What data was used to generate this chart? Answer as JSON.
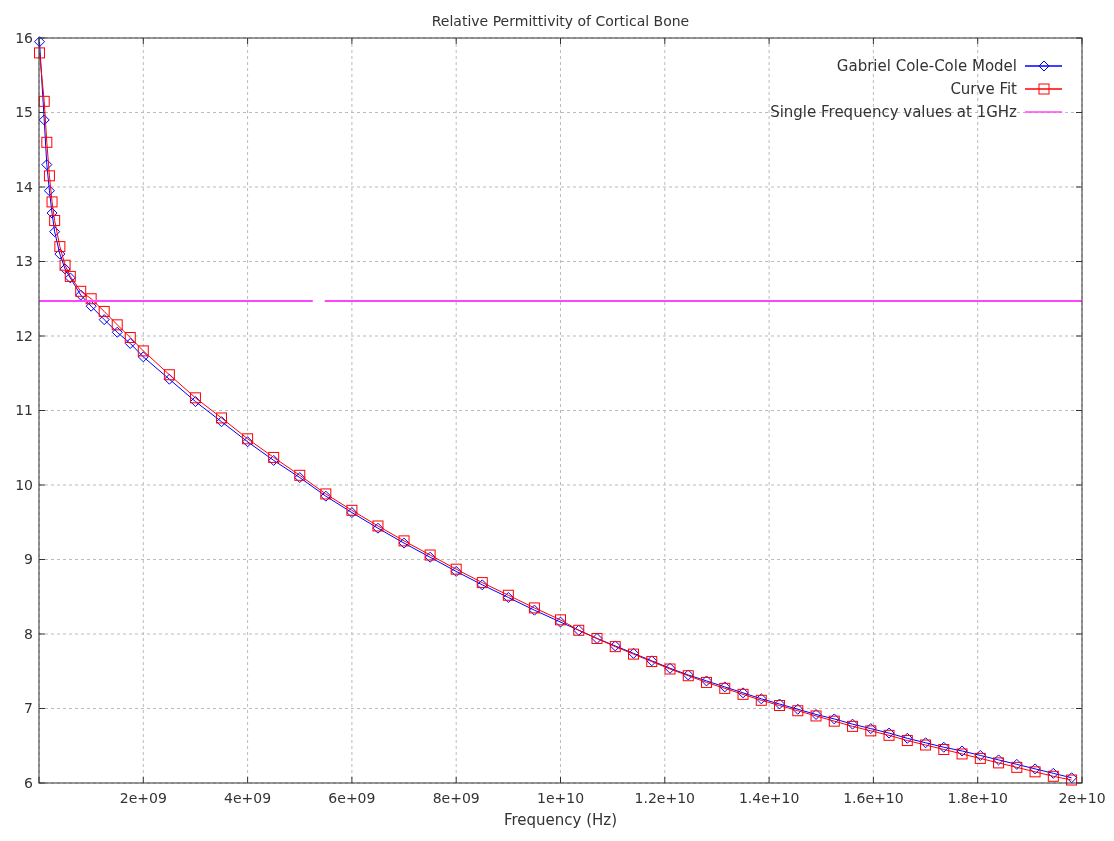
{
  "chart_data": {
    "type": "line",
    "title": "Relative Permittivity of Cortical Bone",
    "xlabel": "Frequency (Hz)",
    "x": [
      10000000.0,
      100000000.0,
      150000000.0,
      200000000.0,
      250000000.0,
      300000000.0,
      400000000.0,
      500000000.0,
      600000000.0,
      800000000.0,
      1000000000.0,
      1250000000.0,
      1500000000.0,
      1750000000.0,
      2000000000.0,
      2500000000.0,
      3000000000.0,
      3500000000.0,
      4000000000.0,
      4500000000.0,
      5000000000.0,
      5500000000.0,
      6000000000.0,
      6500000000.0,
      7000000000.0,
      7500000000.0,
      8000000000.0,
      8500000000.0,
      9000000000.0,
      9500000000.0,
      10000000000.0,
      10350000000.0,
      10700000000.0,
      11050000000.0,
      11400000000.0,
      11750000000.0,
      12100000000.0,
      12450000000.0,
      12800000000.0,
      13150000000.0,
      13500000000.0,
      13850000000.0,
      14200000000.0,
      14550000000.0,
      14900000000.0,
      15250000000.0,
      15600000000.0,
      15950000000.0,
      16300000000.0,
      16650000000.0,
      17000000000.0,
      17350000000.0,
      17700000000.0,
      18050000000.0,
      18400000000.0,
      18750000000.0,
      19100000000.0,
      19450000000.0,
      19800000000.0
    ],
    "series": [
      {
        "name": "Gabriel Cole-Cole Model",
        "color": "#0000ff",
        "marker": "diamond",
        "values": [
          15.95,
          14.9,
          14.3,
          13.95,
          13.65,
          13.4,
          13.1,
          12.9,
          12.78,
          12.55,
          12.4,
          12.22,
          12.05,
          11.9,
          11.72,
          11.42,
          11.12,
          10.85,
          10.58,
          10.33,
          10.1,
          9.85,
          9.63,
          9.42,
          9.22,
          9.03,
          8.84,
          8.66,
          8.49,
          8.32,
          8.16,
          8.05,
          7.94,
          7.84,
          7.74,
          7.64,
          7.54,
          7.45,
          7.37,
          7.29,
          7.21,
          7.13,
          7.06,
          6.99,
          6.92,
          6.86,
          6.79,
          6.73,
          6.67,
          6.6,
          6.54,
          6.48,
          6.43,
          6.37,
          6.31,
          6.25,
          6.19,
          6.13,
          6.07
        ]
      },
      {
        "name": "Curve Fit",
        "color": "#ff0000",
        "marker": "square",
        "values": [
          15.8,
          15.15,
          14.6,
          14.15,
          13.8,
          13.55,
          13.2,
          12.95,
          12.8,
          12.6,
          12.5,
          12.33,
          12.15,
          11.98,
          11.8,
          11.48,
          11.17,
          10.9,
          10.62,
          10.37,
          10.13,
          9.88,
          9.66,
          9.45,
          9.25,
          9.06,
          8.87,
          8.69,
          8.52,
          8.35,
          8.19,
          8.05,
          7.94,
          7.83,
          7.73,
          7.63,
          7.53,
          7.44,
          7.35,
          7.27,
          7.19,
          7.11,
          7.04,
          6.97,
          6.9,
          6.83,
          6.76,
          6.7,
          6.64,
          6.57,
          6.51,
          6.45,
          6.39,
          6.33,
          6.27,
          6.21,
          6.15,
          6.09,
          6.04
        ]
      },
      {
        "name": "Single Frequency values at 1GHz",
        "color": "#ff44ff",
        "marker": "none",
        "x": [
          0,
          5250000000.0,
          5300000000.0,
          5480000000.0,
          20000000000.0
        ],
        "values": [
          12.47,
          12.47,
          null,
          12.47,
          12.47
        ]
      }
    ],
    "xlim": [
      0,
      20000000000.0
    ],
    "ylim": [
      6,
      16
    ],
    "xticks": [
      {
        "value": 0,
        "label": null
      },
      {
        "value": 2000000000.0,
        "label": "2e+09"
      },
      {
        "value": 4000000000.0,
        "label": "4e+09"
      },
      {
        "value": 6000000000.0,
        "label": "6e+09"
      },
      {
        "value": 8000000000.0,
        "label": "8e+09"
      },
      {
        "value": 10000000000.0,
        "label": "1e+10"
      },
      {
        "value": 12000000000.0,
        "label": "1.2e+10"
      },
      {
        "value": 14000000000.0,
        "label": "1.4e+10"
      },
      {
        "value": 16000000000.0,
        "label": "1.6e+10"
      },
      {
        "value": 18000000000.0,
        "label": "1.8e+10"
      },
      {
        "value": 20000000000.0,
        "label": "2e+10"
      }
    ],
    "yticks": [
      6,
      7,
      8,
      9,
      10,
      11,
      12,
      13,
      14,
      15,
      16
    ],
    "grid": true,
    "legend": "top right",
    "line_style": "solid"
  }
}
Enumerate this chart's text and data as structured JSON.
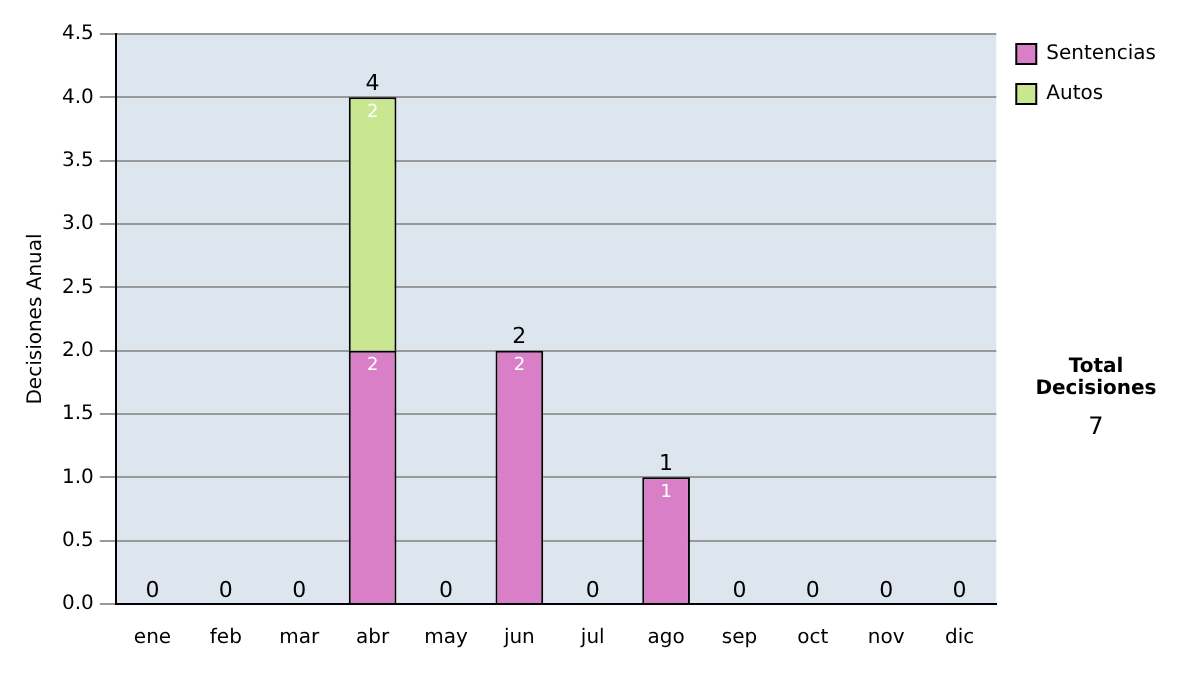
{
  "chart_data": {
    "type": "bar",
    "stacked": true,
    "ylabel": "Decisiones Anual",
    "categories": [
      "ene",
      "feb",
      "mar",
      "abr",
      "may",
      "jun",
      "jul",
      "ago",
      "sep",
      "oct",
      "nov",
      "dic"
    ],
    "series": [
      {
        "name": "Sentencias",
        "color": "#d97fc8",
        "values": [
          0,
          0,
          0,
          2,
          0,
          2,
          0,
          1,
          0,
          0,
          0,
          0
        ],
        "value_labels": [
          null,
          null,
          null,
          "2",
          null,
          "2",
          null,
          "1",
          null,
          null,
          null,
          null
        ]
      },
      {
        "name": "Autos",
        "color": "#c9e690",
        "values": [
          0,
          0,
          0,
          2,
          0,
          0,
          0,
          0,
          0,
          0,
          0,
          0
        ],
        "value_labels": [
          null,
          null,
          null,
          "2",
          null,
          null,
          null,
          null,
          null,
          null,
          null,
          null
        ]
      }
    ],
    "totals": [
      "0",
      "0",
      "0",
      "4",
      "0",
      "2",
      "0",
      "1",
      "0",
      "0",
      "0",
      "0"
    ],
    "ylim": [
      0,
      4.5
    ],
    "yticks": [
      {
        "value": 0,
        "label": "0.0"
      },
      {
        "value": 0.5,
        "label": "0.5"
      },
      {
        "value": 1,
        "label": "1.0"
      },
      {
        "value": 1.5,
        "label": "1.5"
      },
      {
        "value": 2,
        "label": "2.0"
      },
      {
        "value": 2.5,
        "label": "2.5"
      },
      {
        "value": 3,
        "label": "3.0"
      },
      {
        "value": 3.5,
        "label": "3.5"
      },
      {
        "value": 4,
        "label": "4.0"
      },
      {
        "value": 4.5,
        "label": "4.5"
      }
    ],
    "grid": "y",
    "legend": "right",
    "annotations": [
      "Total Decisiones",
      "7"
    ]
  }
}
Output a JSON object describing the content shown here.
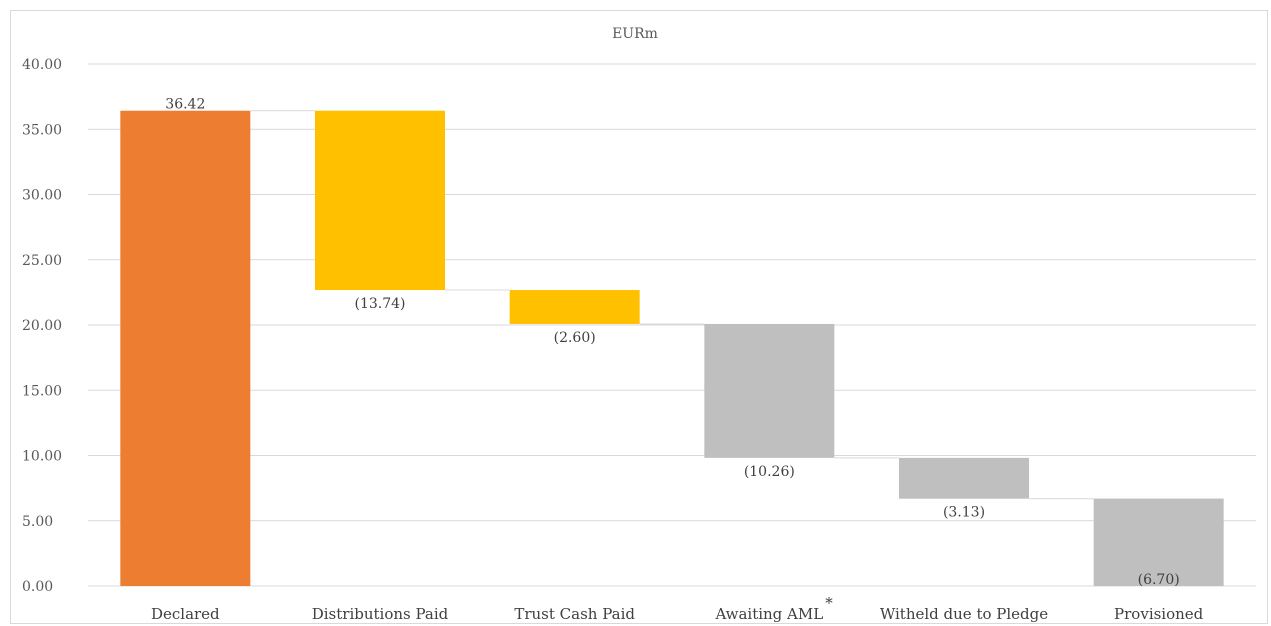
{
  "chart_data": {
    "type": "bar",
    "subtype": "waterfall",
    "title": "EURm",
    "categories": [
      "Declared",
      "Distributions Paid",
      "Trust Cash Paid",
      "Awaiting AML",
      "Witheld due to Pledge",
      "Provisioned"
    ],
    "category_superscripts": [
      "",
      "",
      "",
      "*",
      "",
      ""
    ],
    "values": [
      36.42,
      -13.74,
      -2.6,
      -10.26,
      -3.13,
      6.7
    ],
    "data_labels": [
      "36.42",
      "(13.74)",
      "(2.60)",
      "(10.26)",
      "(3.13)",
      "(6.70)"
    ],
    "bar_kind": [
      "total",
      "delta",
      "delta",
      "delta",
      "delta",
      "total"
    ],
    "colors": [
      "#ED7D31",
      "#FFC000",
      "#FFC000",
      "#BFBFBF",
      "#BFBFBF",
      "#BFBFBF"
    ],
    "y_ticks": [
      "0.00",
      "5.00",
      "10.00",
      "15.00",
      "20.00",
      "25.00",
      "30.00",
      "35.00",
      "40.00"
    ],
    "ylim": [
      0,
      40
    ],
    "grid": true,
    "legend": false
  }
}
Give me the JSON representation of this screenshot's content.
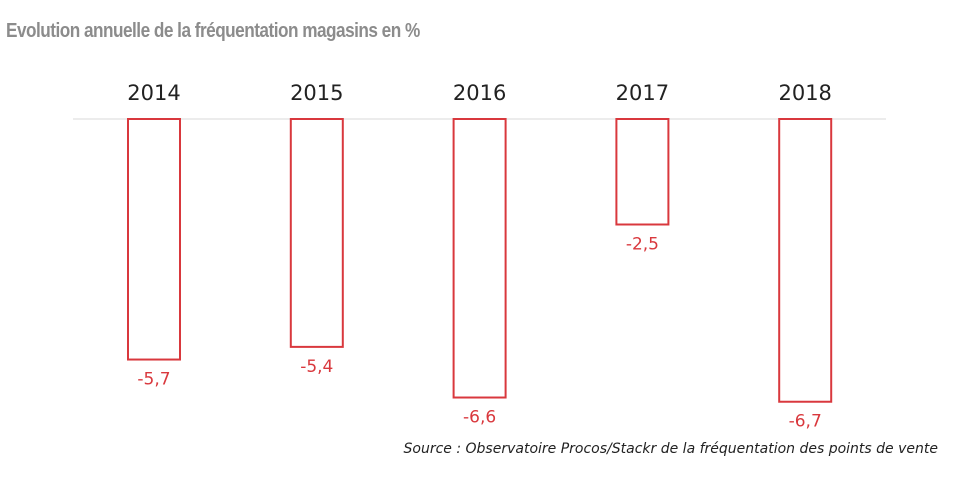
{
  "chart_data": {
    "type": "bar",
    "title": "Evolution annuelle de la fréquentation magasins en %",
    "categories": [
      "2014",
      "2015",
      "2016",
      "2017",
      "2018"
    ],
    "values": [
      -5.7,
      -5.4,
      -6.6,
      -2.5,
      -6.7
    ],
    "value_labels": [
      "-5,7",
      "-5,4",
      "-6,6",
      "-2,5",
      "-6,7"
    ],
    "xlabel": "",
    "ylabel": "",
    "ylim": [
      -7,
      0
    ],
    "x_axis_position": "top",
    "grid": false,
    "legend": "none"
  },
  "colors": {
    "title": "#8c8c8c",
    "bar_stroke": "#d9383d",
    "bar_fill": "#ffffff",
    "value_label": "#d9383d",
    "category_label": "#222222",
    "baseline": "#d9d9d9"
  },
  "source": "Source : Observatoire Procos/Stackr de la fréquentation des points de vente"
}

== Exercise task ==
Report only the number of lines in the listing that contain the word "legend".

== Solution ==
4